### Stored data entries

^^^^^^^^

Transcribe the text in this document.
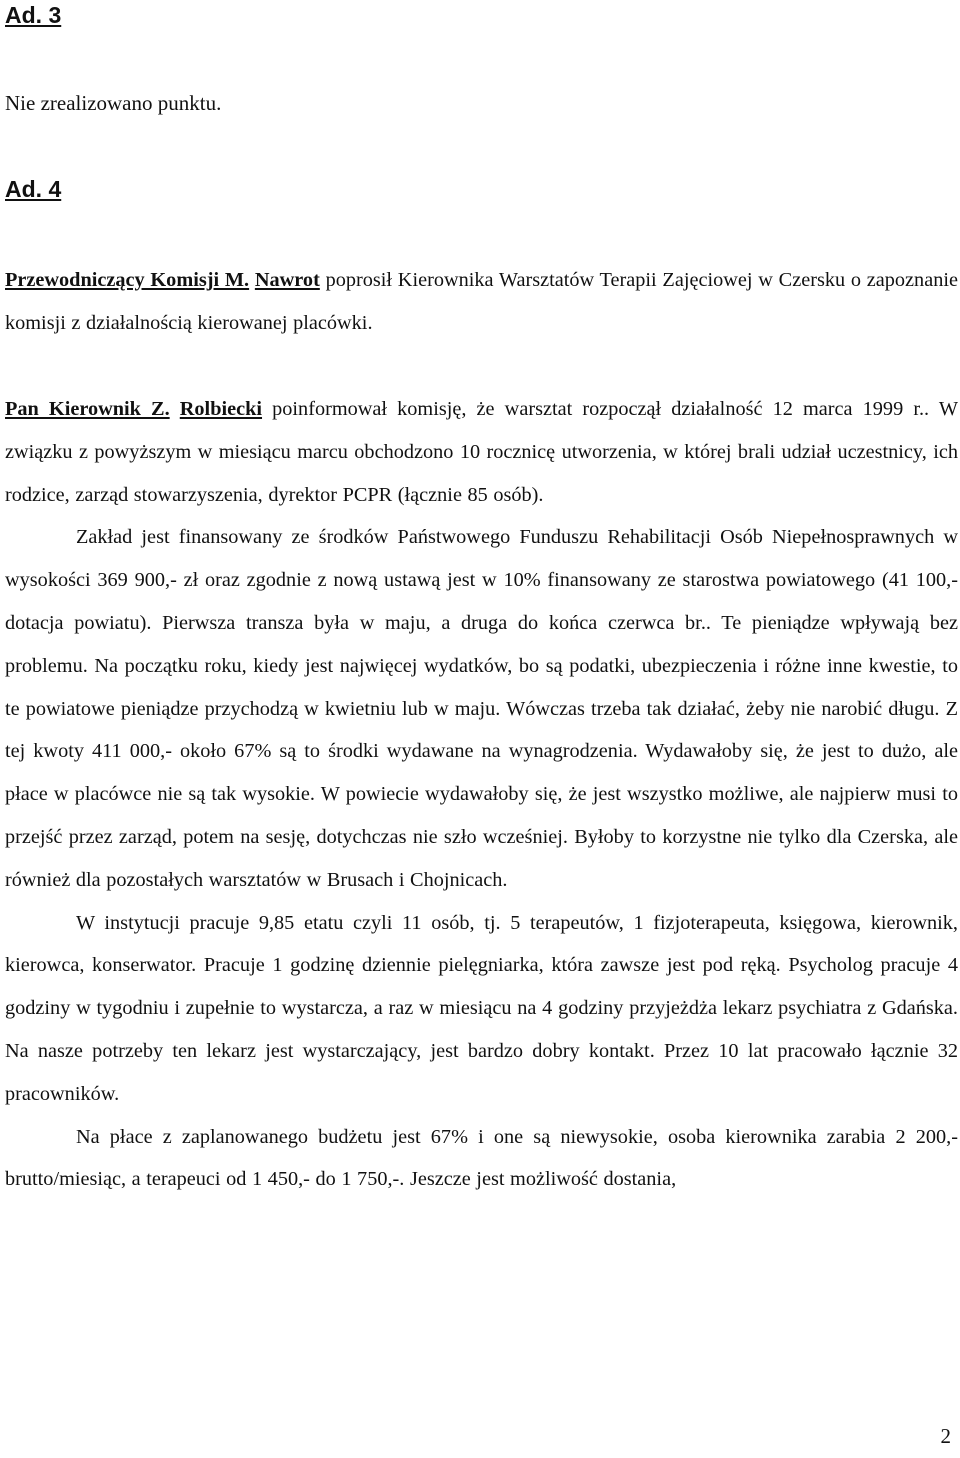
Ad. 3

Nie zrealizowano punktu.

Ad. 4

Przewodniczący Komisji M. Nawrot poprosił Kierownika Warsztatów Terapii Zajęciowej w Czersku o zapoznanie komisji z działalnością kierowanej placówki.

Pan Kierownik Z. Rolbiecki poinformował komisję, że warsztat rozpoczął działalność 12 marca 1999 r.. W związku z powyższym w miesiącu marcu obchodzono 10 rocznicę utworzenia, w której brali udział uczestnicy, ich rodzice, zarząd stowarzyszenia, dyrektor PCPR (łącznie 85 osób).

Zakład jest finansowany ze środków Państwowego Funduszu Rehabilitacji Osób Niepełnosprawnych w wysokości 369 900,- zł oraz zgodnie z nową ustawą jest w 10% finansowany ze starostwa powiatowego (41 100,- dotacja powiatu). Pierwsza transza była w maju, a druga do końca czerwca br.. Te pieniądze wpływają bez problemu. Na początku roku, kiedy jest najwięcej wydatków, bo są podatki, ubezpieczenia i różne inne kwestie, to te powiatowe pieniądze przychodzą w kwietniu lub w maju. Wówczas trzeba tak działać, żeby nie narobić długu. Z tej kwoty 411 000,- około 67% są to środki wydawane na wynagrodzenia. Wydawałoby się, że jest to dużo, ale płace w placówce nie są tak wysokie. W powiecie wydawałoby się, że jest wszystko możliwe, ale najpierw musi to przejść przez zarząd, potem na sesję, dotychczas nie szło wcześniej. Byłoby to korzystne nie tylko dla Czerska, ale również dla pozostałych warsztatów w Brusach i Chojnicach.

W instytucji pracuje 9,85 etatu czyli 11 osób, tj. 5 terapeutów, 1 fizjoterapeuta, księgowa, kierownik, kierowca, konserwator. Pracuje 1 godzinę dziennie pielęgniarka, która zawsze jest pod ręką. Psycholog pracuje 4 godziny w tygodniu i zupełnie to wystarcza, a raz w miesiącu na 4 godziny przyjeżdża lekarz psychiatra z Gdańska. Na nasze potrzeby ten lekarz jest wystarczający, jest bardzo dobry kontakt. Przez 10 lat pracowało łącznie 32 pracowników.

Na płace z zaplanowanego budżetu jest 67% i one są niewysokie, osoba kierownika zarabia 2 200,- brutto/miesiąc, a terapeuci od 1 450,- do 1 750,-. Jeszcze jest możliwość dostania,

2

^^^^^^^^

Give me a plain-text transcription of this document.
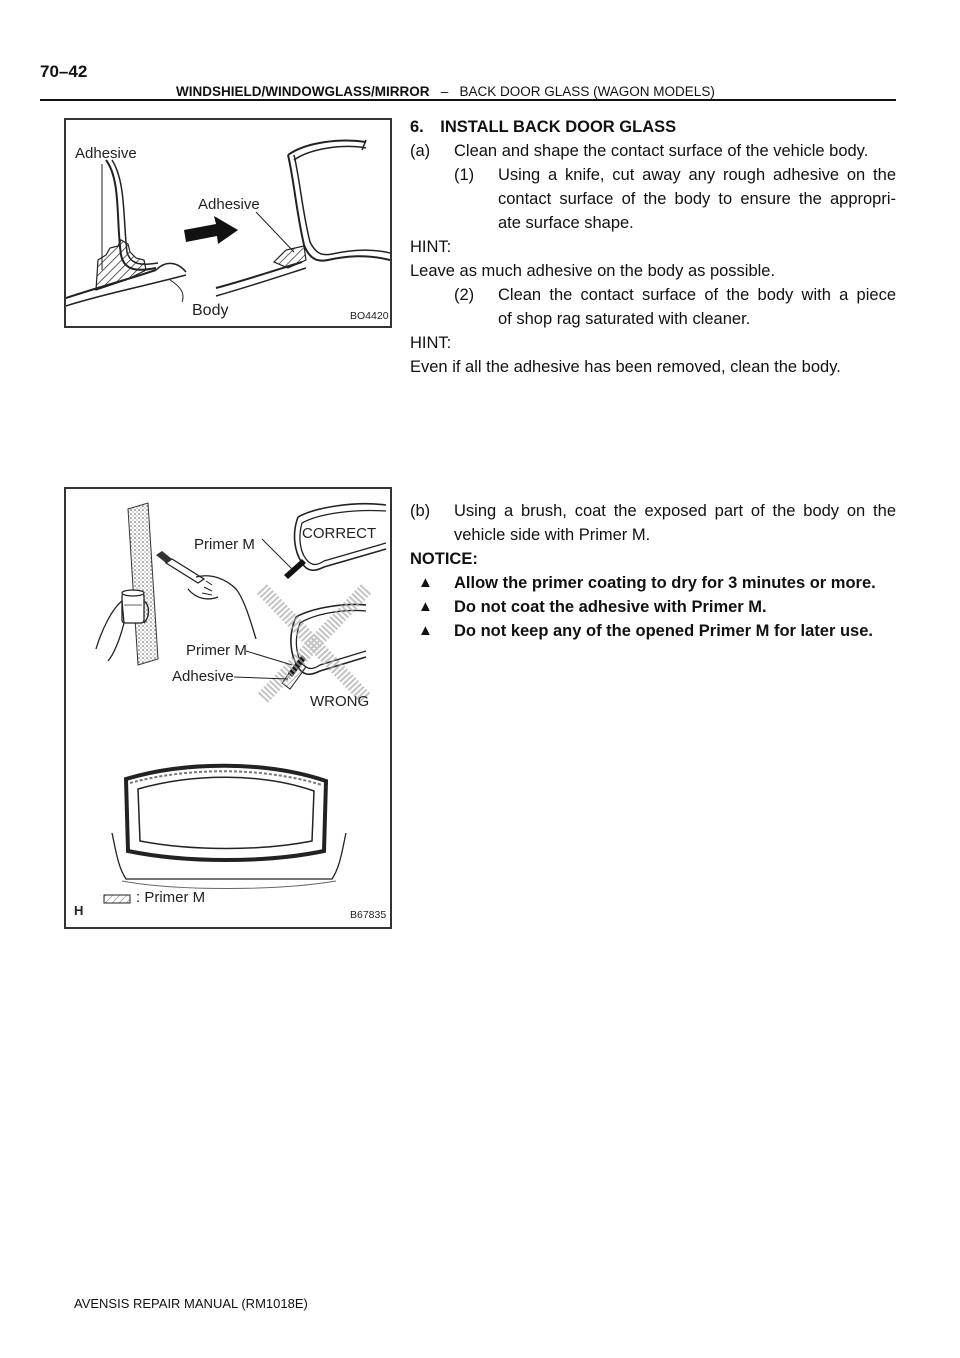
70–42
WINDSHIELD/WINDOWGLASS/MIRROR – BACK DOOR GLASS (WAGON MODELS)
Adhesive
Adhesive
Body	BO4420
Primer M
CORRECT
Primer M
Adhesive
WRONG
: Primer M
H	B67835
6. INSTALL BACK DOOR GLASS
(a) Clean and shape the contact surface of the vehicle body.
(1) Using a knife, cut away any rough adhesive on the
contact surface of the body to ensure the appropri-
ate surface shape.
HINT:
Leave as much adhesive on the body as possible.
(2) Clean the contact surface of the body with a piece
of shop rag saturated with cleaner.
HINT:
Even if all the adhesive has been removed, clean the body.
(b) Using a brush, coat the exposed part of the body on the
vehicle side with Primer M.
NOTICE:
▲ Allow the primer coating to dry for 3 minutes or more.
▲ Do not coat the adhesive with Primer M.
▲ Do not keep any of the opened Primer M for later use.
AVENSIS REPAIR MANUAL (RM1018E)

^^^^^^^^

### EXERCISE BRIEF
State how many lines of the data include the word "DOOR", with nothing else.

### COMPLETED EXERCISE
2